- _Data to process_
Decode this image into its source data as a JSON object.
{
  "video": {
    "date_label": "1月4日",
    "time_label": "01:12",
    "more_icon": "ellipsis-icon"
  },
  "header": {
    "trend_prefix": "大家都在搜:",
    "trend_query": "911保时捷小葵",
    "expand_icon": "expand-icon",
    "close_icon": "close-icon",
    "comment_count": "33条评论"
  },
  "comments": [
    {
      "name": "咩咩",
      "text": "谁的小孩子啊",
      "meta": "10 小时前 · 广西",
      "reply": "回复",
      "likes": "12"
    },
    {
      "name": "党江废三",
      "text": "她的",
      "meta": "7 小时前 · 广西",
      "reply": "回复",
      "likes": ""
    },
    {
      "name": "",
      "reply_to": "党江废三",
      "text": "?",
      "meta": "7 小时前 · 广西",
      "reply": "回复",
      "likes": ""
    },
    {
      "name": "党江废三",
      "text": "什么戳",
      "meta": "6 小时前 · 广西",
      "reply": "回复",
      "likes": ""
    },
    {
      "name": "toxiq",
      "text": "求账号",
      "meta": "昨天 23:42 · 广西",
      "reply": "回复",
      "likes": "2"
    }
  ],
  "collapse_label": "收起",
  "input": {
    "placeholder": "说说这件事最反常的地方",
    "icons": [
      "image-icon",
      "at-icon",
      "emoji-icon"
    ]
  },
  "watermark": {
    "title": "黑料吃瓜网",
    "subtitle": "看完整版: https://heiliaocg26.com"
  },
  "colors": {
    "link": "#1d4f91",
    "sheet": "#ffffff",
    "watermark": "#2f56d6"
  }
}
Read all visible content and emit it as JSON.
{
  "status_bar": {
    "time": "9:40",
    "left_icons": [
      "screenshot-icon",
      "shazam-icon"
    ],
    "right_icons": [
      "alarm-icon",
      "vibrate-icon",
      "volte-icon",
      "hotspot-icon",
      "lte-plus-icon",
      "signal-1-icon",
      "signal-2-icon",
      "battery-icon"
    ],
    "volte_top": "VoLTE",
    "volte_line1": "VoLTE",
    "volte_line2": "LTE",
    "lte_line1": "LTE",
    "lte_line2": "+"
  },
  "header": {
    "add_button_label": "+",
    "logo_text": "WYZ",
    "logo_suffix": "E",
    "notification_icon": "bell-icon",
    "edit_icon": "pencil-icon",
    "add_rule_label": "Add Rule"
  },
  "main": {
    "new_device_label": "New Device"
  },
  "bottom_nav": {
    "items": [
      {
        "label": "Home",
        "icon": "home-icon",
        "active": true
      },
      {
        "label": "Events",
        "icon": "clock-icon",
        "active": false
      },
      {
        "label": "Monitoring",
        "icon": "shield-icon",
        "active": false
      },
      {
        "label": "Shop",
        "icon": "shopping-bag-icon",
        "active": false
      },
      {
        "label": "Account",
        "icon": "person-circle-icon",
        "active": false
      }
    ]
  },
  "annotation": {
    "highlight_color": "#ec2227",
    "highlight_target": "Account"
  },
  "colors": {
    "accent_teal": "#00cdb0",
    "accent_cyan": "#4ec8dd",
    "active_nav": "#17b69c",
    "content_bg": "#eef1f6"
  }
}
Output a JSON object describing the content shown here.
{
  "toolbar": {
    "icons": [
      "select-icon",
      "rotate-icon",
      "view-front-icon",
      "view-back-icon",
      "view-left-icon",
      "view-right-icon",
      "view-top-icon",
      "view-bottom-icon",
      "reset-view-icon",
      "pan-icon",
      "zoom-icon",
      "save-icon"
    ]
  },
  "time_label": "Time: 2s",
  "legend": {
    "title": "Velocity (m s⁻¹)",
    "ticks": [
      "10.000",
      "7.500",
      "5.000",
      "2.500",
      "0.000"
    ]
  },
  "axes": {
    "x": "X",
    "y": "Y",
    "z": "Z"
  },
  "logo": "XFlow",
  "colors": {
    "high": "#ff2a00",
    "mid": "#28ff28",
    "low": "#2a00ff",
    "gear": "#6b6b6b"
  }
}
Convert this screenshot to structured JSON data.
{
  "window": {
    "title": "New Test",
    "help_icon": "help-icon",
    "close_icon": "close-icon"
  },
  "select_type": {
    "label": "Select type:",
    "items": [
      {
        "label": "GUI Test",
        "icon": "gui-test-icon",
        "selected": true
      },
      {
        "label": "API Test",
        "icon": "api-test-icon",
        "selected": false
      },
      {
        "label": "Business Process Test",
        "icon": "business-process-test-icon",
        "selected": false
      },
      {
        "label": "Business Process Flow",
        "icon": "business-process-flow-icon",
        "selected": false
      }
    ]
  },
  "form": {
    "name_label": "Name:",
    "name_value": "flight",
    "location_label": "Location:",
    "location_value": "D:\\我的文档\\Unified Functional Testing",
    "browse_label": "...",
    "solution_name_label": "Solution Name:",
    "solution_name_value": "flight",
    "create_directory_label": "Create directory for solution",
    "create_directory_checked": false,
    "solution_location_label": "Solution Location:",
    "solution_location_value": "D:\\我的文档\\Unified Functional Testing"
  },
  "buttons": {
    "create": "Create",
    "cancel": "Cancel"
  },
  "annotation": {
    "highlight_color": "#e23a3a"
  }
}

- _Written task_
Each line from the one containing "Convert this screenshot" to the end of the listing above should be copied exactly, and nothing else.

- _Result below_
Convert this screenshot to structured JSON data.
{
  "window": {
    "title": "New Test",
    "help_icon": "help-icon",
    "close_icon": "close-icon"
  },
  "select_type": {
    "label": "Select type:",
    "items": [
      {
        "label": "GUI Test",
        "icon": "gui-test-icon",
        "selected": true
      },
      {
        "label": "API Test",
        "icon": "api-test-icon",
        "selected": false
      },
      {
        "label": "Business Process Test",
        "icon": "business-process-test-icon",
        "selected": false
      },
      {
        "label": "Business Process Flow",
        "icon": "business-process-flow-icon",
        "selected": false
      }
    ]
  },
  "form": {
    "name_label": "Name:",
    "name_value": "flight",
    "location_label": "Location:",
    "location_value": "D:\\我的文档\\Unified Functional Testing",
    "browse_label": "...",
    "solution_name_label": "Solution Name:",
    "solution_name_value": "flight",
    "create_directory_label": "Create directory for solution",
    "create_directory_checked": false,
    "solution_location_label": "Solution Location:",
    "solution_location_value": "D:\\我的文档\\Unified Functional Testing"
  },
  "buttons": {
    "create": "Create",
    "cancel": "Cancel"
  },
  "annotation": {
    "highlight_color": "#e23a3a"
  }
}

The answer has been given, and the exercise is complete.